[To be done]:
Pick out every line of the entries below where "Index" occurs, and copy those lines.

[Records for this exercise]:
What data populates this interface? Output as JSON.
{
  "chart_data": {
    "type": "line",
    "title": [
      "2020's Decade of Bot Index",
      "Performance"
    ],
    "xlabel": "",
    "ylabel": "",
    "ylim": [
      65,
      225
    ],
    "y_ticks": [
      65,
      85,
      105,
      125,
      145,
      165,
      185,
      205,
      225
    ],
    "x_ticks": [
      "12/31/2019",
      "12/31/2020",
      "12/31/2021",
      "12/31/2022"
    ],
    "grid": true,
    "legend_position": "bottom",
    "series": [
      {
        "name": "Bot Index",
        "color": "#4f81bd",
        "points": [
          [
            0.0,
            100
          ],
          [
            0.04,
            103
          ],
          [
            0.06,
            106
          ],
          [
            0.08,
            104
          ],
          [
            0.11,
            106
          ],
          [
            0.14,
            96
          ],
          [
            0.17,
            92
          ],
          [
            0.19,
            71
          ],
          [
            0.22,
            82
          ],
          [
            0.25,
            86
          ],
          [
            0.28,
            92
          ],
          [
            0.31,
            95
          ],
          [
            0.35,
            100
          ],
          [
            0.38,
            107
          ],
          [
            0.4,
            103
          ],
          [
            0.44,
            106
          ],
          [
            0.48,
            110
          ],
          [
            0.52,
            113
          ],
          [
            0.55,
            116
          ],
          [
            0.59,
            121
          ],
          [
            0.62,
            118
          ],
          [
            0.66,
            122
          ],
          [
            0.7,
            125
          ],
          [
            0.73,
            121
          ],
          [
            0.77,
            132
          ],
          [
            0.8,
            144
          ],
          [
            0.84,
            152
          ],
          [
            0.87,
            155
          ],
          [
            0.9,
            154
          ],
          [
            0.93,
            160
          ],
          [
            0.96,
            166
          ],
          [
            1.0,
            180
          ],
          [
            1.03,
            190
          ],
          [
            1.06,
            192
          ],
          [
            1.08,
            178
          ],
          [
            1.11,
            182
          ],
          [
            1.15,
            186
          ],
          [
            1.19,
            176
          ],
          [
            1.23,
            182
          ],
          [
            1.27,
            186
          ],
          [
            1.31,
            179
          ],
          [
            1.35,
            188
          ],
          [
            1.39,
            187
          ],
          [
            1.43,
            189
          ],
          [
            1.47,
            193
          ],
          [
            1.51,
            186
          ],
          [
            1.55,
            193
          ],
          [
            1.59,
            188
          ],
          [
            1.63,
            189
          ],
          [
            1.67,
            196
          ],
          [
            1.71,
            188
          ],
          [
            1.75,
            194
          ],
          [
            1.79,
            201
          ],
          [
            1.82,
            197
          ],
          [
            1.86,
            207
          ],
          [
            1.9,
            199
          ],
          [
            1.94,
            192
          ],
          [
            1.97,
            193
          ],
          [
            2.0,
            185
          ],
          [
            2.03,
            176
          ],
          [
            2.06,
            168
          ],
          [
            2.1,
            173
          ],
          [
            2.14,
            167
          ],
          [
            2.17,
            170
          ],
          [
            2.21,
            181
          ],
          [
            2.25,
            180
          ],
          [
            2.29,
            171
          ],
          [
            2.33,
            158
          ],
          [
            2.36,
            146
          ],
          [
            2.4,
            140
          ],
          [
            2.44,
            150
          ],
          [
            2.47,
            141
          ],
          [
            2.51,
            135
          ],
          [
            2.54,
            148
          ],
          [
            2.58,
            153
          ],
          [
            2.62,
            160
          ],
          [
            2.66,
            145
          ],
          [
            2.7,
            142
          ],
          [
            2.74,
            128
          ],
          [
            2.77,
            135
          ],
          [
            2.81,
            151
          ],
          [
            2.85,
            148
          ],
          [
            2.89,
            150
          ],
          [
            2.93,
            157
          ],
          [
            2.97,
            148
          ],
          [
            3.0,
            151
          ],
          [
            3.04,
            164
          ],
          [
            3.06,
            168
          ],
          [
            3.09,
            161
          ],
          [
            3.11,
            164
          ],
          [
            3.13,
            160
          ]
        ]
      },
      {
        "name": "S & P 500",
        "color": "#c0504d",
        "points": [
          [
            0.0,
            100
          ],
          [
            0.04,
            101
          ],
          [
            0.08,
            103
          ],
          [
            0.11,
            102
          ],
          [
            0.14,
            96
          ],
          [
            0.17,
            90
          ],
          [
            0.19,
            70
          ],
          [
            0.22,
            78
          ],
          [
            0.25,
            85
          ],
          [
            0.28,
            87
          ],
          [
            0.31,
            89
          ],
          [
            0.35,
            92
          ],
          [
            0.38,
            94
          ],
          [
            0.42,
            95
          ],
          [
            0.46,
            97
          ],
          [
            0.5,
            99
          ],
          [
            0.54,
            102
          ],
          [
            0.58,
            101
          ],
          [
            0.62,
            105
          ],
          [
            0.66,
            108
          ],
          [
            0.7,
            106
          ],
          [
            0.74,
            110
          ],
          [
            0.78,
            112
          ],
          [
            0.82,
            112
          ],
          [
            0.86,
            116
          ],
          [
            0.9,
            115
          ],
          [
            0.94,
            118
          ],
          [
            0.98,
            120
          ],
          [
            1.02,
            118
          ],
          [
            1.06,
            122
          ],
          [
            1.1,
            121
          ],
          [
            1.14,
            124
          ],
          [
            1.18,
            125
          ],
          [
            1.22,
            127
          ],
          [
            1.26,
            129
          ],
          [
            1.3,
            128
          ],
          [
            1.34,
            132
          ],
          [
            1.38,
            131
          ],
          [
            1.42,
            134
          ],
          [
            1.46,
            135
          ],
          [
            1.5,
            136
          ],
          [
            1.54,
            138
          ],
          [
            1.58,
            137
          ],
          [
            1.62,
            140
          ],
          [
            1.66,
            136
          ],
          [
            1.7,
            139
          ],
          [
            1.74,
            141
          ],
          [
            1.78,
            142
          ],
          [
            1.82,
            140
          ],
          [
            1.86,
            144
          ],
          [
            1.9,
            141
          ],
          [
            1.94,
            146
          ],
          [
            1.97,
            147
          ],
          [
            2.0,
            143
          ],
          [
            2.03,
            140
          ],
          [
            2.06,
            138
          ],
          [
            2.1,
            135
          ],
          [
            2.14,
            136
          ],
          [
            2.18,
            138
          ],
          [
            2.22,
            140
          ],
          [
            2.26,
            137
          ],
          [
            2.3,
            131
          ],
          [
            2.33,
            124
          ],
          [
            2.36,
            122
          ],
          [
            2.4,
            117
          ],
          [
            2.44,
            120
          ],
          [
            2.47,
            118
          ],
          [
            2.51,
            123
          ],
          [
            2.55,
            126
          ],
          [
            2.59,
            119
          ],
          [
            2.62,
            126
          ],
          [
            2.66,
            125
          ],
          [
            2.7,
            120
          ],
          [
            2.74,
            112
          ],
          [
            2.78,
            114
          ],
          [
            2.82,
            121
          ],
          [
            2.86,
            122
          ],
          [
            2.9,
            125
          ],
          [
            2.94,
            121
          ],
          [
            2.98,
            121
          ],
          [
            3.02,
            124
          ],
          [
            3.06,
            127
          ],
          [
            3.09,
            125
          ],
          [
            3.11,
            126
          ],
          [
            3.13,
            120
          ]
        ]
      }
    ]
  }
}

[Response to the exercise]:
      "2020's Decade of Bot Index",
        "name": "Bot Index",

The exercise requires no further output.